**Stated exercise**:
Below are entries to be transcribed exactly; exclude the pictures from the copy.

-- start of Extracted data --

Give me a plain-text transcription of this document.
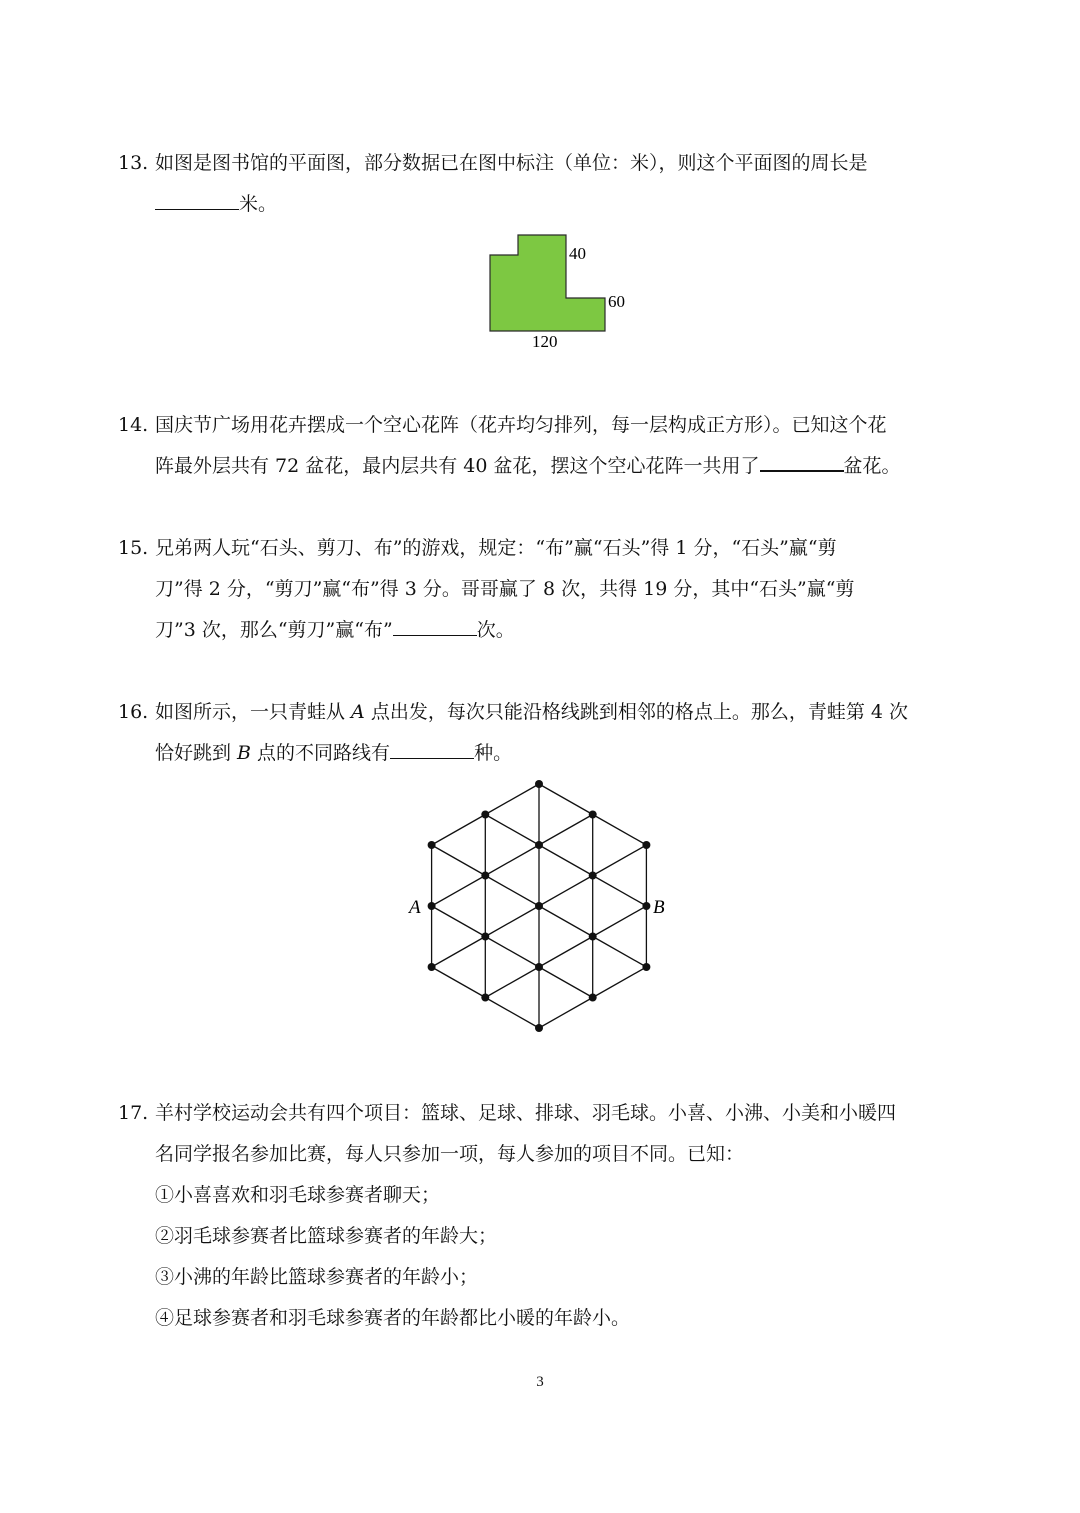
13. 如图是图书馆的平面图，部分数据已在图中标注（单位：米），则这个平面图的周长是
米。
40
60
120
14. 国庆节广场用花卉摆成一个空心花阵（花卉均匀排列，每一层构成正方形）。已知这个花
阵最外层共有 72 盆花，最内层共有 40 盆花，摆这个空心花阵一共用了	盆花。
15. 兄弟两人玩“石头、剪刀、布”的游戏，规定：“布”赢“石头”得 1 分，“石头”赢“剪
刀”得 2 分，“剪刀”赢“布”得 3 分。哥哥赢了 8 次，共得 19 分，其中“石头”赢“剪
刀”3 次，那么“剪刀”赢“布”	次。
16. 如图所示，一只青蛙从 A 点出发，每次只能沿格线跳到相邻的格点上。那么，青蛙第 4 次
恰好跳到 B 点的不同路线有	种。
A	B
17. 羊村学校运动会共有四个项目：篮球、足球、排球、羽毛球。小喜、小沸、小美和小暖四
名同学报名参加比赛，每人只参加一项，每人参加的项目不同。已知：
①小喜喜欢和羽毛球参赛者聊天；
②羽毛球参赛者比篮球参赛者的年龄大；
③小沸的年龄比篮球参赛者的年龄小；
④足球参赛者和羽毛球参赛者的年龄都比小暖的年龄小。
3
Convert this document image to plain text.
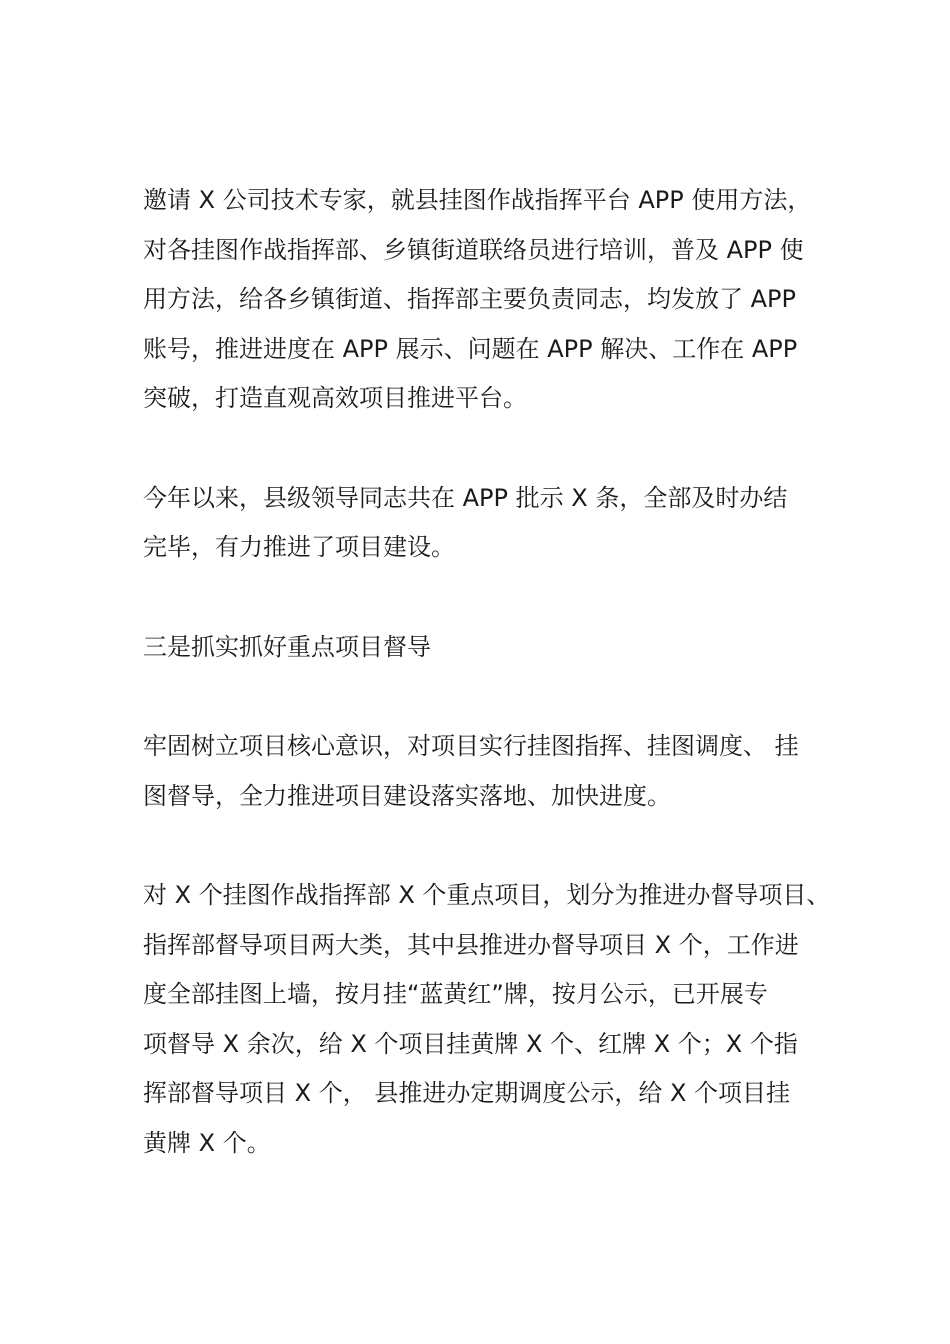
邀请 X 公司技术专家，就县挂图作战指挥平台 APP 使用方法，
对各挂图作战指挥部、乡镇街道联络员进行培训，普及 APP 使
用方法，给各乡镇街道、指挥部主要负责同志，均发放了 APP
账号，推进进度在 APP 展示、问题在 APP 解决、工作在 APP
突破，打造直观高效项目推进平台。

今年以来，县级领导同志共在 APP 批示 X 条，全部及时办结
完毕，有力推进了项目建设。

三是抓实抓好重点项目督导

牢固树立项目核心意识，对项目实行挂图指挥、挂图调度、 挂
图督导，全力推进项目建设落实落地、加快进度。

对 X 个挂图作战指挥部 X 个重点项目，划分为推进办督导项目、
指挥部督导项目两大类，其中县推进办督导项目 X 个，工作进
度全部挂图上墙，按月挂“蓝黄红”牌，按月公示，已开展专
项督导 X 余次，给 X 个项目挂黄牌 X 个、红牌 X 个；X 个指
挥部督导项目 X 个， 县推进办定期调度公示，给 X 个项目挂
黄牌 X 个。
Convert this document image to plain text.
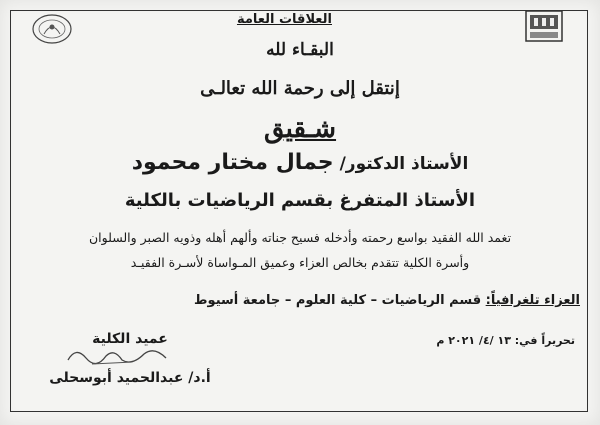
العلاقات العامة
البقـاء لله
إنتقل إلى رحمة الله تعالـى
شـقيق
الأستاذ الدكتور/ جمال مختار محمود
الأستاذ المتفرغ بقسم الرياضيات بالكلية
تغمد الله الفقيد بواسع رحمته وأدخله فسيح جناته وألهم أهله وذويه الصبر والسلوان
وأسرة الكلية تتقدم بخالص العزاء وعميق المـواساة لأسـرة الفقيـد
العزاء تلغرافياً: قسم الرياضيات – كلية العلوم – جامعة أسيوط
تحريراً في: ١٣ /٤/ ٢٠٢١ م
عميد الكلية
أ.د/ عبدالحميد أبوسحلى
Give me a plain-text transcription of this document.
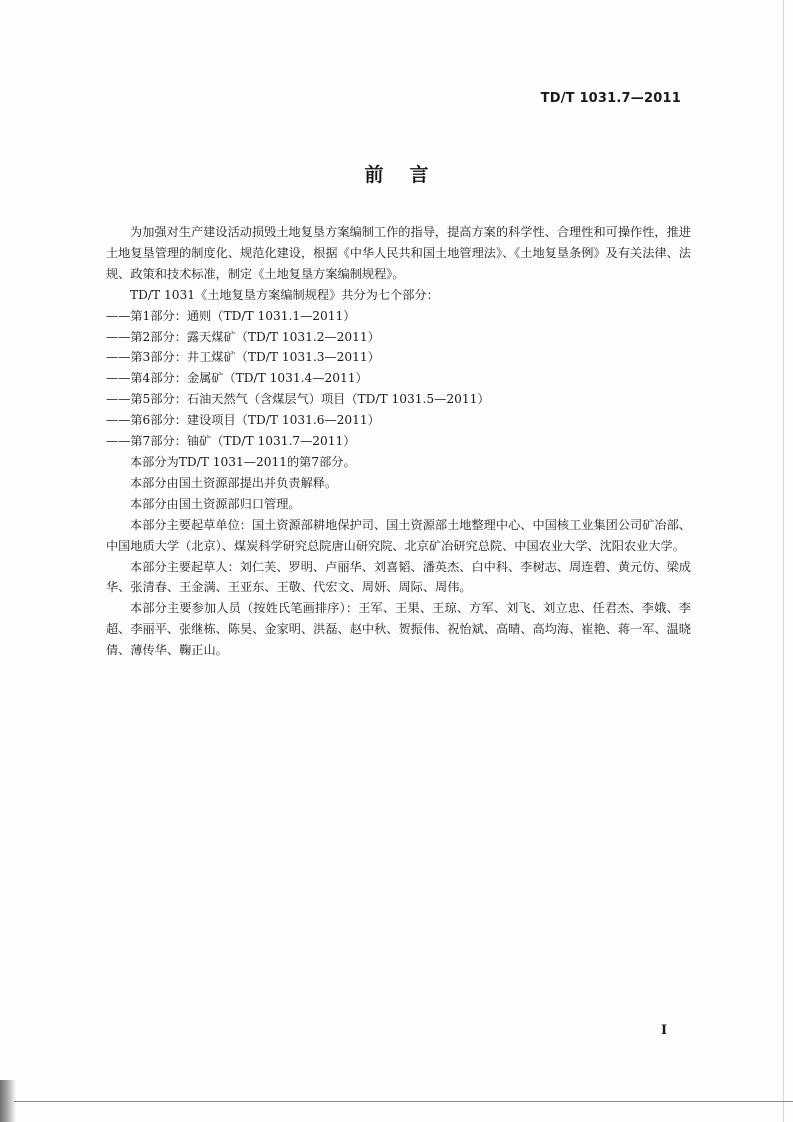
TD/T 1031.7—2011
前言

为加强对生产建设活动损毁土地复垦方案编制工作的指导，提高方案的科学性、合理性和可操作性，推进土地复垦管理的制度化、规范化建设，根据《中华人民共和国土地管理法》、《土地复垦条例》及有关法律、法规、政策和技术标准，制定《土地复垦方案编制规程》。

TD/T 1031《土地复垦方案编制规程》共分为七个部分：

——第1部分：通则（TD/T 1031.1—2011）

——第2部分：露天煤矿（TD/T 1031.2—2011）

——第3部分：井工煤矿（TD/T 1031.3—2011）

——第4部分：金属矿（TD/T 1031.4—2011）

——第5部分：石油天然气（含煤层气）项目（TD/T 1031.5—2011）

——第6部分：建设项目（TD/T 1031.6—2011）

——第7部分：铀矿（TD/T 1031.7—2011）

本部分为TD/T 1031—2011的第7部分。

本部分由国土资源部提出并负责解释。

本部分由国土资源部归口管理。

本部分主要起草单位：国土资源部耕地保护司、国土资源部土地整理中心、中国核工业集团公司矿冶部、中国地质大学（北京）、煤炭科学研究总院唐山研究院、北京矿冶研究总院、中国农业大学、沈阳农业大学。

本部分主要起草人：刘仁芙、罗明、卢丽华、刘喜韬、潘英杰、白中科、李树志、周连碧、黄元仿、梁成华、张清春、王金满、王亚东、王敬、代宏文、周妍、周际、周伟。

本部分主要参加人员（按姓氏笔画排序）：王军、王果、王琼、方军、刘飞、刘立忠、任君杰、李娥、李超、李丽平、张继栋、陈昊、金家明、洪磊、赵中秋、贺振伟、祝怡斌、高晴、高均海、崔艳、蒋一军、温晓倩、薄传华、鞠正山。

I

-- end of Extracted data --

**Answer below**:
Give me a plain-text transcription of this document.
13. 如图是图书馆的平面图，部分数据已在图中标注（单位：米），则这个平面图的周长是
米。
40
60
120
14. 国庆节广场用花卉摆成一个空心花阵（花卉均匀排列，每一层构成正方形）。已知这个花
阵最外层共有 72 盆花，最内层共有 40 盆花，摆这个空心花阵一共用了	盆花。
15. 兄弟两人玩“石头、剪刀、布”的游戏，规定：“布”赢“石头”得 1 分，“石头”赢“剪
刀”得 2 分，“剪刀”赢“布”得 3 分。哥哥赢了 8 次，共得 19 分，其中“石头”赢“剪
刀”3 次，那么“剪刀”赢“布”	次。
16. 如图所示，一只青蛙从 A 点出发，每次只能沿格线跳到相邻的格点上。那么，青蛙第 4 次
恰好跳到 B 点的不同路线有	种。
A	B
17. 羊村学校运动会共有四个项目：篮球、足球、排球、羽毛球。小喜、小沸、小美和小暖四
名同学报名参加比赛，每人只参加一项，每人参加的项目不同。已知：
①小喜喜欢和羽毛球参赛者聊天；
②羽毛球参赛者比篮球参赛者的年龄大；
③小沸的年龄比篮球参赛者的年龄小；
④足球参赛者和羽毛球参赛者的年龄都比小暖的年龄小。
3
Convert this document image to plain text.
邀请 X 公司技术专家，就县挂图作战指挥平台 APP 使用方法，
对各挂图作战指挥部、乡镇街道联络员进行培训，普及 APP 使
用方法，给各乡镇街道、指挥部主要负责同志，均发放了 APP
账号，推进进度在 APP 展示、问题在 APP 解决、工作在 APP
突破，打造直观高效项目推进平台。

今年以来，县级领导同志共在 APP 批示 X 条，全部及时办结
完毕，有力推进了项目建设。

三是抓实抓好重点项目督导

牢固树立项目核心意识，对项目实行挂图指挥、挂图调度、 挂
图督导，全力推进项目建设落实落地、加快进度。

对 X 个挂图作战指挥部 X 个重点项目，划分为推进办督导项目、
指挥部督导项目两大类，其中县推进办督导项目 X 个，工作进
度全部挂图上墙，按月挂“蓝黄红”牌，按月公示，已开展专
项督导 X 余次，给 X 个项目挂黄牌 X 个、红牌 X 个；X 个指
挥部督导项目 X 个， 县推进办定期调度公示，给 X 个项目挂
黄牌 X 个。
Convert this document image to plain text.
العلاقات العامة
البقـاء لله
إنتقل إلى رحمة الله تعالـى
شـقيق
الأستاذ الدكتور/ جمال مختار محمود
الأستاذ المتفرغ بقسم الرياضيات بالكلية
تغمد الله الفقيد بواسع رحمته وأدخله فسيح جناته وألهم أهله وذويه الصبر والسلوان
وأسرة الكلية تتقدم بخالص العزاء وعميق المـواساة لأسـرة الفقيـد
العزاء تلغرافياً: قسم الرياضيات – كلية العلوم – جامعة أسيوط
تحريراً في: ١٣ /٤/ ٢٠٢١ م
عميد الكلية
أ.د/ عبدالحميد أبوسحلى
Give me a plain-text transcription of this document.
TD/T 1031.7—2011
前言

为加强对生产建设活动损毁土地复垦方案编制工作的指导，提高方案的科学性、合理性和可操作性，推进土地复垦管理的制度化、规范化建设，根据《中华人民共和国土地管理法》、《土地复垦条例》及有关法律、法规、政策和技术标准，制定《土地复垦方案编制规程》。

TD/T 1031《土地复垦方案编制规程》共分为七个部分：

——第1部分：通则（TD/T 1031.1—2011）

——第2部分：露天煤矿（TD/T 1031.2—2011）

——第3部分：井工煤矿（TD/T 1031.3—2011）

——第4部分：金属矿（TD/T 1031.4—2011）

——第5部分：石油天然气（含煤层气）项目（TD/T 1031.5—2011）

——第6部分：建设项目（TD/T 1031.6—2011）

——第7部分：铀矿（TD/T 1031.7—2011）

本部分为TD/T 1031—2011的第7部分。

本部分由国土资源部提出并负责解释。

本部分由国土资源部归口管理。

本部分主要起草单位：国土资源部耕地保护司、国土资源部土地整理中心、中国核工业集团公司矿冶部、中国地质大学（北京）、煤炭科学研究总院唐山研究院、北京矿冶研究总院、中国农业大学、沈阳农业大学。

本部分主要起草人：刘仁芙、罗明、卢丽华、刘喜韬、潘英杰、白中科、李树志、周连碧、黄元仿、梁成华、张清春、王金满、王亚东、王敬、代宏文、周妍、周际、周伟。

本部分主要参加人员（按姓氏笔画排序）：王军、王果、王琼、方军、刘飞、刘立忠、任君杰、李娥、李超、李丽平、张继栋、陈昊、金家明、洪磊、赵中秋、贺振伟、祝怡斌、高晴、高均海、崔艳、蒋一军、温晓倩、薄传华、鞠正山。

I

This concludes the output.